Arbeitsauftrag 1: Zitieren Sie aus dem Text über die Apfelinitiative der F.D.Ä. wörtlich die Stelle von „Statt mit moralinsauren“ bis einschließlich „einem heiseren Lachen.“.

*** Vorliegender Text ***

So weit zumindest die inoffizielle Version. Nach außen beharren die Streiter von der F.D.Ä. darauf, dass sich im Namen der Initiative nicht das Spiel mit Worten, sondern die Stärkung deutscher Früchtchen spiegele. Es gehe um die Zurückeroberung einer Identifikationsfrucht. „Deutsche, seid wie die Äpfel: Zäh wie Gravensteiner! Prall wie Elstar! Hart wie Cox Orange!“

Statt mit moralinsauren Gesichtern kämpft ein Dutzend Apfelguerilleros und die doppelt so große Gruppe vom Nationalen Frischobst Deutschlands, der Jugendorganisation der F.D.Ä., nun mit den Waffen der Komik gegen die Nationalisten. „Wir wollen über den Faschisten einen Kübel Spott auskippen. Das ernste Geschäft ist nicht unseres“, sagt Thum.

Das Original, zu dem die Protestpomologen ein satirisches Abziehbild sein wollen, bietet sich als Ziel linker Spotttiraden geradezu an. Und die Kameraden sind bisweilen arg verwirrt durch die Obst darbietenden Doppelgänger, die ebenso laut brüllen, ebenso stramm marschieren. So manche Finger, eben noch zur Faust geballt, kratzten beim Rechtsextremen-Aufmarsch im Mai dieses Jahres verunsichert über den haarlosen Kopf. „Wir tragen Armbinden in eindeutigen Farben. Sie dürfen die ihren nicht tragen“, sagt Thum mit einem heiseren Lachen.

***

Arbeitsauftrag 2: Stellen Sie die Datensätze von ihrer ersten Zeile bis einschließlich der Zeile mit „firewall-zone-help: The firewall“ als nummerierte Liste dar, und zwar nur diese Zeilen. Leerzeilen lassen Sie dabei weg.

*** Daten dieser Übung ***

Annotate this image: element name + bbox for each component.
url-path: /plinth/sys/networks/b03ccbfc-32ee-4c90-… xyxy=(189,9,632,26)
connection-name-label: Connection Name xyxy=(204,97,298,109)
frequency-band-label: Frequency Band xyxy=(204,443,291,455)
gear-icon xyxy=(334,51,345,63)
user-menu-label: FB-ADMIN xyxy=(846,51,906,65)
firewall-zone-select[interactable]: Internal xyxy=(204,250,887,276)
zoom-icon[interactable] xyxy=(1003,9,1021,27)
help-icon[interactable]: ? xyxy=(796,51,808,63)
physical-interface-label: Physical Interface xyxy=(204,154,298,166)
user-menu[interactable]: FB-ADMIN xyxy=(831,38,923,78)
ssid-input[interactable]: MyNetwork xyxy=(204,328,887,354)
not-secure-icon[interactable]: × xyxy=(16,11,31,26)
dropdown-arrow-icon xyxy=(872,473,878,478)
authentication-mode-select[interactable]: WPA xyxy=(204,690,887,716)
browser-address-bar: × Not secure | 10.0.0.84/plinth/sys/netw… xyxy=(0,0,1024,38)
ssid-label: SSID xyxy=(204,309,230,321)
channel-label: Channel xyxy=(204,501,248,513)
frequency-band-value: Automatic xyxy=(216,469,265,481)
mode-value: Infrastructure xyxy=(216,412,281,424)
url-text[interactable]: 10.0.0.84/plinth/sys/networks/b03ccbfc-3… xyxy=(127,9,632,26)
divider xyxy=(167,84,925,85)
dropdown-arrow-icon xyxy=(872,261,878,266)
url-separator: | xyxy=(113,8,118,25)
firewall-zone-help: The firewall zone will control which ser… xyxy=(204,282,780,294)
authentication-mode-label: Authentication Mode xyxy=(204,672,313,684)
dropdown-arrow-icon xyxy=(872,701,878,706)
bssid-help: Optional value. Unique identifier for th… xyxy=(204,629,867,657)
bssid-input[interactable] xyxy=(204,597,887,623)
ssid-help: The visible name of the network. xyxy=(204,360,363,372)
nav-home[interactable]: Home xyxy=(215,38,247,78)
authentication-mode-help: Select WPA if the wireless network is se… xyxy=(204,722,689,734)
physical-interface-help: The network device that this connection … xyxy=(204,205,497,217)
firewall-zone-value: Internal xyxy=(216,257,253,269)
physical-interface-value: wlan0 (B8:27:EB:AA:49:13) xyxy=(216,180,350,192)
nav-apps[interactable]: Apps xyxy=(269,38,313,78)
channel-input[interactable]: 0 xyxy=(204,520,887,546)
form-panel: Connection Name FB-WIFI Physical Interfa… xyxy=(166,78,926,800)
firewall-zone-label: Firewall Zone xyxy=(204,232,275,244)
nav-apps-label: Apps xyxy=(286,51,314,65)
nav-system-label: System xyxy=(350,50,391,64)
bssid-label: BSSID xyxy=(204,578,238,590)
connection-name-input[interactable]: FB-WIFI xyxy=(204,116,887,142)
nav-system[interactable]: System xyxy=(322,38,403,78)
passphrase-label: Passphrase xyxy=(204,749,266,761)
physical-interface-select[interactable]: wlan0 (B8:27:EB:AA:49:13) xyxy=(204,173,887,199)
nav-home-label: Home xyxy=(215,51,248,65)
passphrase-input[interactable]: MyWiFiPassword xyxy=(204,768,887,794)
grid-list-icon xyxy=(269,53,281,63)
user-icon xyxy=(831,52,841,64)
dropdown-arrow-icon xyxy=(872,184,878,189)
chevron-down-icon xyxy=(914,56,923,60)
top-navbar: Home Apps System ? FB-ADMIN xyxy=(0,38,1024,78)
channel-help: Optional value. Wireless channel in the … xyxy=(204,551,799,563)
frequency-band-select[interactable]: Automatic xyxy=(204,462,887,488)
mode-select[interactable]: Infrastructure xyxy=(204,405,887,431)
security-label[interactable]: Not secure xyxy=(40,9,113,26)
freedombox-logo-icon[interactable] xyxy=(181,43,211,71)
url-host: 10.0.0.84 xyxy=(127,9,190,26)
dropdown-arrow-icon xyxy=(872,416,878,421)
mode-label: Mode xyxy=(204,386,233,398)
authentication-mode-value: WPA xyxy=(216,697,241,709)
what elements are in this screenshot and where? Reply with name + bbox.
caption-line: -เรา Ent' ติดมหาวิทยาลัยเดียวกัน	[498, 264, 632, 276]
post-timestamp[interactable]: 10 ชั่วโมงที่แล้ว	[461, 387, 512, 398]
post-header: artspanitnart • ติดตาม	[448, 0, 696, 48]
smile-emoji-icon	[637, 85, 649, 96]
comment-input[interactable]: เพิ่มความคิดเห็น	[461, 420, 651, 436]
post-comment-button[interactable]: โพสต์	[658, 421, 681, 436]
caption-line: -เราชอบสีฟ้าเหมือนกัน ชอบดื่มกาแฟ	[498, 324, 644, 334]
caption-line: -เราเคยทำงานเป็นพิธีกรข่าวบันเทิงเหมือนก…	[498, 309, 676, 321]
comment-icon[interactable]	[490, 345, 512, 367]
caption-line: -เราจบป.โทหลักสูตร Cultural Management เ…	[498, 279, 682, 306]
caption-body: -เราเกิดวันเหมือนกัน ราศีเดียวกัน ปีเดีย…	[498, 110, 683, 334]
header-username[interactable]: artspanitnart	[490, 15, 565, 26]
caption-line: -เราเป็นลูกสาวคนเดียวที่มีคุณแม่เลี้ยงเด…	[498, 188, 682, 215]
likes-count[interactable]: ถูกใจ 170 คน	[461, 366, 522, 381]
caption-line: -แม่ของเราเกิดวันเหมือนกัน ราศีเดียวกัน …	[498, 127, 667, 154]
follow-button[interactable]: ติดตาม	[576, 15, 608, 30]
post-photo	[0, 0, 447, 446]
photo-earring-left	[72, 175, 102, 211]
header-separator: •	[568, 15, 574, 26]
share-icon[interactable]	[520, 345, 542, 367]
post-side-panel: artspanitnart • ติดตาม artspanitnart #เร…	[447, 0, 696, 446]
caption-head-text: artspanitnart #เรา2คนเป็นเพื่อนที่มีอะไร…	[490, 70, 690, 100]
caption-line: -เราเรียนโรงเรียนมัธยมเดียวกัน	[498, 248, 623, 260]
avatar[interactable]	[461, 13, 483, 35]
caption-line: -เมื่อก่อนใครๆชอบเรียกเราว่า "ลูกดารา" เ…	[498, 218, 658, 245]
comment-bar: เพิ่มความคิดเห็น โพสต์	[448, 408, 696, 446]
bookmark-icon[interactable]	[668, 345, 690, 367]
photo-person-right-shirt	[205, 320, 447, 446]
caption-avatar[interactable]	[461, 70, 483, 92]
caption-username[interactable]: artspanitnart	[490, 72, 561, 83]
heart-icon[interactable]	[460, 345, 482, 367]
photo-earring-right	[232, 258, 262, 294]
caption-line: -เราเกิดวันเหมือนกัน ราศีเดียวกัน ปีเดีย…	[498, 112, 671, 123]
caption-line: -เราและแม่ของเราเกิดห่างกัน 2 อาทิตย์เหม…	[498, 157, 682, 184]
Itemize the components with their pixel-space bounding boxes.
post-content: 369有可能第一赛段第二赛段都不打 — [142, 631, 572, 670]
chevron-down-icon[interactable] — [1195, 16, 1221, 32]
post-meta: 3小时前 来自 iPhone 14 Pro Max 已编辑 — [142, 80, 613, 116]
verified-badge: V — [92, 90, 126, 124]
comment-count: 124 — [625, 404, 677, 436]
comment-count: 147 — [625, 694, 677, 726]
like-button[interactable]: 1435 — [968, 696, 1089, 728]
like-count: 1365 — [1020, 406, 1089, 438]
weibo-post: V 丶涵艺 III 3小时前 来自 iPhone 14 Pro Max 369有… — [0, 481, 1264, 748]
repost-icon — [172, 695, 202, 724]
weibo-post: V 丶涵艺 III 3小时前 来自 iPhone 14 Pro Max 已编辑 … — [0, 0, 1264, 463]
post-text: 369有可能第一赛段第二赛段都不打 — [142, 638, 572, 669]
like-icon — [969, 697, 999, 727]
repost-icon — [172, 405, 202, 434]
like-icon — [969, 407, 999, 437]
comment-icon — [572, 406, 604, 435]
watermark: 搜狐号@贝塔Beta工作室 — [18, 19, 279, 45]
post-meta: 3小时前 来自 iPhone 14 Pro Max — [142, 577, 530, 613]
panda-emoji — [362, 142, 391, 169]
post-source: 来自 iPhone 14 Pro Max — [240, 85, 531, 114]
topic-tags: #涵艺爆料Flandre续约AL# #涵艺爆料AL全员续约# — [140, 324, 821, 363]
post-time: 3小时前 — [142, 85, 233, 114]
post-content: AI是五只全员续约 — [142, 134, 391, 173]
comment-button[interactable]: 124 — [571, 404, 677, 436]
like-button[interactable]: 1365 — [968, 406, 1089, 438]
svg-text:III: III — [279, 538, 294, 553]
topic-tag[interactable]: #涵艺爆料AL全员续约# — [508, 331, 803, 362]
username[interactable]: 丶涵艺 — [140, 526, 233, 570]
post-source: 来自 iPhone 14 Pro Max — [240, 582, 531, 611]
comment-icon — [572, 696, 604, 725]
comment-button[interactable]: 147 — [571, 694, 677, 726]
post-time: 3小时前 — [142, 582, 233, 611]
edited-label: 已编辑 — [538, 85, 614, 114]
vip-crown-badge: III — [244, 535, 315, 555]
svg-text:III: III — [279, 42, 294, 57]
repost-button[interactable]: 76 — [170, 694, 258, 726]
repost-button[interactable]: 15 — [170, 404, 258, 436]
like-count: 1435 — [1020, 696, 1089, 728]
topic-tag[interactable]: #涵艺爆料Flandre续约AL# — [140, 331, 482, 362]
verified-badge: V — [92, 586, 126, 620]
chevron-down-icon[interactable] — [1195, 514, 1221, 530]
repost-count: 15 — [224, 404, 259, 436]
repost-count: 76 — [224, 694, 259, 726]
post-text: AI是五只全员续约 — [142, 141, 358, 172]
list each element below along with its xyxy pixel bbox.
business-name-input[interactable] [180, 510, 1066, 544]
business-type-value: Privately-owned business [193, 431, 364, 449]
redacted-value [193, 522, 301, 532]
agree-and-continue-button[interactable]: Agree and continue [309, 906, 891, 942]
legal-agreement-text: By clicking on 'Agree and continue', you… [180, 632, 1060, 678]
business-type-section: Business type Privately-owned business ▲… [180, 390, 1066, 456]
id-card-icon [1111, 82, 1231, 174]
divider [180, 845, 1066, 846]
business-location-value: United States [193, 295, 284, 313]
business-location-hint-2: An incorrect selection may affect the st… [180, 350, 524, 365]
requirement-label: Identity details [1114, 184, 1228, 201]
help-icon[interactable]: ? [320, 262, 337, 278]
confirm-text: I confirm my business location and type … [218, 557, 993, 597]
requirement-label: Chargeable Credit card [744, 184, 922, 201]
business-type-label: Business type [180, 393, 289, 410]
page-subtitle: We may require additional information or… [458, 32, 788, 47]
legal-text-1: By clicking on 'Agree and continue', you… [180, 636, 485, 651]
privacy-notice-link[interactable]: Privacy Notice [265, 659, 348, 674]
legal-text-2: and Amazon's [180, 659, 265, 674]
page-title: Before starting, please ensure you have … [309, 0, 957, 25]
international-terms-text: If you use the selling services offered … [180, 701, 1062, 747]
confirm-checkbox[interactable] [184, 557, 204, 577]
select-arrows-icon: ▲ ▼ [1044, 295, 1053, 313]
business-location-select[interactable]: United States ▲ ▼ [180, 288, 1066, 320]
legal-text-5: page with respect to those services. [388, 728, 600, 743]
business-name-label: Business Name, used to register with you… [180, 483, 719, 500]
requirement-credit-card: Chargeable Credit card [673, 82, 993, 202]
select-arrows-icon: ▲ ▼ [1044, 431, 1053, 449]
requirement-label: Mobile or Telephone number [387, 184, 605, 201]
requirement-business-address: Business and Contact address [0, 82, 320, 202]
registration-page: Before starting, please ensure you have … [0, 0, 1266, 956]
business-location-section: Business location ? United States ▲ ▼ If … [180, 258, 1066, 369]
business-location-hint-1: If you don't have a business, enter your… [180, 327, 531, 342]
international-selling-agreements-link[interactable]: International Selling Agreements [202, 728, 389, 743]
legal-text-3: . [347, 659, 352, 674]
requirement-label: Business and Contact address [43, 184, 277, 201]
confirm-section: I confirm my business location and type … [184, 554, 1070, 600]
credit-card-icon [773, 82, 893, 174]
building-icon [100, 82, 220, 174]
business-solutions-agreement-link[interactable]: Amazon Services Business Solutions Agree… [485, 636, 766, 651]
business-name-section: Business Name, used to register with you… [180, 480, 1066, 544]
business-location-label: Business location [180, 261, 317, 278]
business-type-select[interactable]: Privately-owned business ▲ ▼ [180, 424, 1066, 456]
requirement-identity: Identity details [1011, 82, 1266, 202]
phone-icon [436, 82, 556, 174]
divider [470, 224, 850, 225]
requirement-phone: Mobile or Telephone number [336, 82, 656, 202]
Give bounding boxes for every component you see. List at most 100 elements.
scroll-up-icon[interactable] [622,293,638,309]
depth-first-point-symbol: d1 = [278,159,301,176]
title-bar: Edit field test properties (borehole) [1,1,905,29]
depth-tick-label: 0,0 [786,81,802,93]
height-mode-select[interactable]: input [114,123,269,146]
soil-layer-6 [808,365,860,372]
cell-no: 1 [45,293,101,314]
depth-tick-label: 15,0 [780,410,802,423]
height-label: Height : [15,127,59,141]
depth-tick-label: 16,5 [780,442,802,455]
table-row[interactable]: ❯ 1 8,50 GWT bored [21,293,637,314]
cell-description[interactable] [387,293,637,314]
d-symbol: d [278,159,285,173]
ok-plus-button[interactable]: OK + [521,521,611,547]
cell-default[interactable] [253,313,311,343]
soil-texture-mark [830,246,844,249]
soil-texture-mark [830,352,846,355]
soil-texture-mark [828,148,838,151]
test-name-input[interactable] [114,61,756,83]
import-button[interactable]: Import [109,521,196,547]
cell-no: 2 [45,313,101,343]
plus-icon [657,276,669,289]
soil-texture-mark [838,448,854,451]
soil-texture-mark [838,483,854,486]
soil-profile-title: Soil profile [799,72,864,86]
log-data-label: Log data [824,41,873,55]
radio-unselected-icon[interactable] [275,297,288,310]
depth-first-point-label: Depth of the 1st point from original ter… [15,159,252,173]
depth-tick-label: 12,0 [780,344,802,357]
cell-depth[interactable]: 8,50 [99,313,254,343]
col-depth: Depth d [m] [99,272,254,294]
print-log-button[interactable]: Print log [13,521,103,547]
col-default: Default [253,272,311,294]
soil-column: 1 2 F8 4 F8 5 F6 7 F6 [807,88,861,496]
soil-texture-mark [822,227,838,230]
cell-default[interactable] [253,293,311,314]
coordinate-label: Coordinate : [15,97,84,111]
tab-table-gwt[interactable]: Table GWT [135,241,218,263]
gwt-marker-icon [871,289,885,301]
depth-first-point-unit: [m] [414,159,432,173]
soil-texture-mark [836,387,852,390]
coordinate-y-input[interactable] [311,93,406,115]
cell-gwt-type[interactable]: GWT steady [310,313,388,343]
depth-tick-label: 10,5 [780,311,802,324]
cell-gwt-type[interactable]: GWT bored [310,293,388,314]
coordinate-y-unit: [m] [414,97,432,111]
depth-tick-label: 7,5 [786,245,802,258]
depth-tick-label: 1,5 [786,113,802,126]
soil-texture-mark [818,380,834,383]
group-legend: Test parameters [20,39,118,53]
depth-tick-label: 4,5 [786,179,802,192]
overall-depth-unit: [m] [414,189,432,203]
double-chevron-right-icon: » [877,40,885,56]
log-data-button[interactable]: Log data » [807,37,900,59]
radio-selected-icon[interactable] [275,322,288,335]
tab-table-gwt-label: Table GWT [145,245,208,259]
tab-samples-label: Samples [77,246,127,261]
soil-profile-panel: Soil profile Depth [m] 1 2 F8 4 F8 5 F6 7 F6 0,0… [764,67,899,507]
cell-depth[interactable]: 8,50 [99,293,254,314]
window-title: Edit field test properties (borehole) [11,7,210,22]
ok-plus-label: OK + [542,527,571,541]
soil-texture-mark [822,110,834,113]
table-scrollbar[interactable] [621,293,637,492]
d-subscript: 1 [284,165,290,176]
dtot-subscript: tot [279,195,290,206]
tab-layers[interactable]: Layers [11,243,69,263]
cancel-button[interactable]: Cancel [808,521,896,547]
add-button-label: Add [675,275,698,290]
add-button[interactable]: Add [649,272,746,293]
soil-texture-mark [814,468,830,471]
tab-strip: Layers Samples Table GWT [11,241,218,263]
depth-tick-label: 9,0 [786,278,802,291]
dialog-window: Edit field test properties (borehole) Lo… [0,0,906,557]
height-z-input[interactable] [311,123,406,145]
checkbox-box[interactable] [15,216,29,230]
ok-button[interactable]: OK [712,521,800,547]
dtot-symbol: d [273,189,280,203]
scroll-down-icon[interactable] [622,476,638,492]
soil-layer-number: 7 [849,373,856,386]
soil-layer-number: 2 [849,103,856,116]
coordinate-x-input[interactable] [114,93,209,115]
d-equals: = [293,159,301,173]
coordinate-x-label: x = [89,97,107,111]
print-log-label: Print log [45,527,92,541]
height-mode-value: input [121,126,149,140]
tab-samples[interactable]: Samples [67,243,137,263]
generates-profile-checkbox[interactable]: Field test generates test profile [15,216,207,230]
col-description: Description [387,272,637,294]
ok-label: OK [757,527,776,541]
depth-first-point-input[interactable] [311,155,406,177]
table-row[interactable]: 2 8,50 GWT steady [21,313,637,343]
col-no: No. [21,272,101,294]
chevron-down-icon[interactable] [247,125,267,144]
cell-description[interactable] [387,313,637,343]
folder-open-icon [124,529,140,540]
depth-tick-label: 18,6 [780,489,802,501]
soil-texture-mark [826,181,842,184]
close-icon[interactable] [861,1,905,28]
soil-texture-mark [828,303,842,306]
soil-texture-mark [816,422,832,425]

***

Antwort 1:
Statt mit moralinsauren Gesichtern kämpft ein Dutzend Apfelguerilleros und die doppelt so große Gruppe vom Nationalen Frischobst Deutschlands, der Jugendorganisation der F.D.Ä., nun mit den Waffen der Komik gegen die Nationalisten. „Wir wollen über den Faschisten einen Kübel Spott auskippen. Das ernste Geschäft ist nicht unseres“, sagt Thum.

Das Original, zu dem die Protestpomologen ein satirisches Abziehbild sein wollen, bietet sich als Ziel linker Spotttiraden geradezu an. Und die Kameraden sind bisweilen arg verwirrt durch die Obst darbietenden Doppelgänger, die ebenso laut brüllen, ebenso stramm marschieren. So manche Finger, eben noch zur Faust geballt, kratzten beim Rechtsextremen-Aufmarsch im Mai dieses Jahres verunsichert über den haarlosen Kopf. „Wir tragen Armbinden in eindeutigen Farben. Sie dürfen die ihren nicht tragen“, sagt Thum mit einem heiseren Lachen.

Antwort 2:
1. Annotate this image: element name + bbox for each component.
2. url-path: /plinth/sys/networks/b03ccbfc-32ee-4c90-… xyxy=(189,9,632,26)
3. connection-name-label: Connection Name xyxy=(204,97,298,109)
4. frequency-band-label: Frequency Band xyxy=(204,443,291,455)
5. gear-icon xyxy=(334,51,345,63)
6. user-menu-label: FB-ADMIN xyxy=(846,51,906,65)
7. firewall-zone-select[interactable]: Internal xyxy=(204,250,887,276)
8. zoom-icon[interactable] xyxy=(1003,9,1021,27)
9. help-icon[interactable]: ? xyxy=(796,51,808,63)
10. physical-interface-label: Physical Interface xyxy=(204,154,298,166)
11. user-menu[interactable]: FB-ADMIN xyxy=(831,38,923,78)
12. ssid-input[interactable]: MyNetwork xyxy=(204,328,887,354)
13. not-secure-icon[interactable]: × xyxy=(16,11,31,26)
14. dropdown-arrow-icon xyxy=(872,473,878,478)
15. authentication-mode-select[interactable]: WPA xyxy=(204,690,887,716)
16. browser-address-bar: × Not secure | 10.0.0.84/plinth/sys/netw… xyxy=(0,0,1024,38)
17. ssid-label: SSID xyxy=(204,309,230,321)
18. channel-label: Channel xyxy=(204,501,248,513)
19. frequency-band-value: Automatic xyxy=(216,469,265,481)
20. mode-value: Infrastructure xyxy=(216,412,281,424)
21. url-text[interactable]: 10.0.0.84/plinth/sys/networks/b03ccbfc-3… xyxy=(127,9,632,26)
22. divider xyxy=(167,84,925,85)
23. dropdown-arrow-icon xyxy=(872,261,878,266)
24. url-separator: | xyxy=(113,8,118,25)
25. firewall-zone-help: The firewall zone will control which ser… xyxy=(204,282,780,294)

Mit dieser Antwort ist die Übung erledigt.